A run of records
—————

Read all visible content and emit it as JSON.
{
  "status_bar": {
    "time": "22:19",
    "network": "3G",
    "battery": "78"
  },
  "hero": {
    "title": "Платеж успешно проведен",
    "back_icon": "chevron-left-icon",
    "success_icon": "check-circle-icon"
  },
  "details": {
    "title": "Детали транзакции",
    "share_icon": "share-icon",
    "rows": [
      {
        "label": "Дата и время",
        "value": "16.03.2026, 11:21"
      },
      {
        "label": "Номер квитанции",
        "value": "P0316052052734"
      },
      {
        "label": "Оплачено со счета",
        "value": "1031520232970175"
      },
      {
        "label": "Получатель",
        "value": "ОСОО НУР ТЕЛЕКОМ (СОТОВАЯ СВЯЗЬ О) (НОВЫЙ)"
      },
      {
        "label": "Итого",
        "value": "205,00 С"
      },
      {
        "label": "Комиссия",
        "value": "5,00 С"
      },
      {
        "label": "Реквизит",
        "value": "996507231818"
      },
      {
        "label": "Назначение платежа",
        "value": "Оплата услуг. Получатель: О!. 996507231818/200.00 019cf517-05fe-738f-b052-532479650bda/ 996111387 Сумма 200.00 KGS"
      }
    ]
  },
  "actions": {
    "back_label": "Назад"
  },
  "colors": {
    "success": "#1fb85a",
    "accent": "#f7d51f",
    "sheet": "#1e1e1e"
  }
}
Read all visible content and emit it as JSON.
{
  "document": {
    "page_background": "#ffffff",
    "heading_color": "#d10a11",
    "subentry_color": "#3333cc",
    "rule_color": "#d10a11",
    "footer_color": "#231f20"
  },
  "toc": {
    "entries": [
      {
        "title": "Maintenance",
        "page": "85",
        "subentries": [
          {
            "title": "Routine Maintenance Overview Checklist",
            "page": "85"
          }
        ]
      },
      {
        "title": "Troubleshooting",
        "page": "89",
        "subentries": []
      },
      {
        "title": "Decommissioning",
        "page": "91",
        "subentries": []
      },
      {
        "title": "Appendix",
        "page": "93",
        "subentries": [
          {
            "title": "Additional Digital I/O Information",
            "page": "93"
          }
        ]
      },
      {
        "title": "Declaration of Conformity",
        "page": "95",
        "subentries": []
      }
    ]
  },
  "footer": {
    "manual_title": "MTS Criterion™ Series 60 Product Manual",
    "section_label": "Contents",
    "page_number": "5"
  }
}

—————

*TO BE DONE:* Restate every entry word for word.

*TASK ANSWER:*
Read all visible content and emit it as JSON.
{
  "status_bar": {
    "time": "22:19",
    "network": "3G",
    "battery": "78"
  },
  "hero": {
    "title": "Платеж успешно проведен",
    "back_icon": "chevron-left-icon",
    "success_icon": "check-circle-icon"
  },
  "details": {
    "title": "Детали транзакции",
    "share_icon": "share-icon",
    "rows": [
      {
        "label": "Дата и время",
        "value": "16.03.2026, 11:21"
      },
      {
        "label": "Номер квитанции",
        "value": "P0316052052734"
      },
      {
        "label": "Оплачено со счета",
        "value": "1031520232970175"
      },
      {
        "label": "Получатель",
        "value": "ОСОО НУР ТЕЛЕКОМ (СОТОВАЯ СВЯЗЬ О) (НОВЫЙ)"
      },
      {
        "label": "Итого",
        "value": "205,00 С"
      },
      {
        "label": "Комиссия",
        "value": "5,00 С"
      },
      {
        "label": "Реквизит",
        "value": "996507231818"
      },
      {
        "label": "Назначение платежа",
        "value": "Оплата услуг. Получатель: О!. 996507231818/200.00 019cf517-05fe-738f-b052-532479650bda/ 996111387 Сумма 200.00 KGS"
      }
    ]
  },
  "actions": {
    "back_label": "Назад"
  },
  "colors": {
    "success": "#1fb85a",
    "accent": "#f7d51f",
    "sheet": "#1e1e1e"
  }
}
Read all visible content and emit it as JSON.
{
  "document": {
    "page_background": "#ffffff",
    "heading_color": "#d10a11",
    "subentry_color": "#3333cc",
    "rule_color": "#d10a11",
    "footer_color": "#231f20"
  },
  "toc": {
    "entries": [
      {
        "title": "Maintenance",
        "page": "85",
        "subentries": [
          {
            "title": "Routine Maintenance Overview Checklist",
            "page": "85"
          }
        ]
      },
      {
        "title": "Troubleshooting",
        "page": "89",
        "subentries": []
      },
      {
        "title": "Decommissioning",
        "page": "91",
        "subentries": []
      },
      {
        "title": "Appendix",
        "page": "93",
        "subentries": [
          {
            "title": "Additional Digital I/O Information",
            "page": "93"
          }
        ]
      },
      {
        "title": "Declaration of Conformity",
        "page": "95",
        "subentries": []
      }
    ]
  },
  "footer": {
    "manual_title": "MTS Criterion™ Series 60 Product Manual",
    "section_label": "Contents",
    "page_number": "5"
  }
}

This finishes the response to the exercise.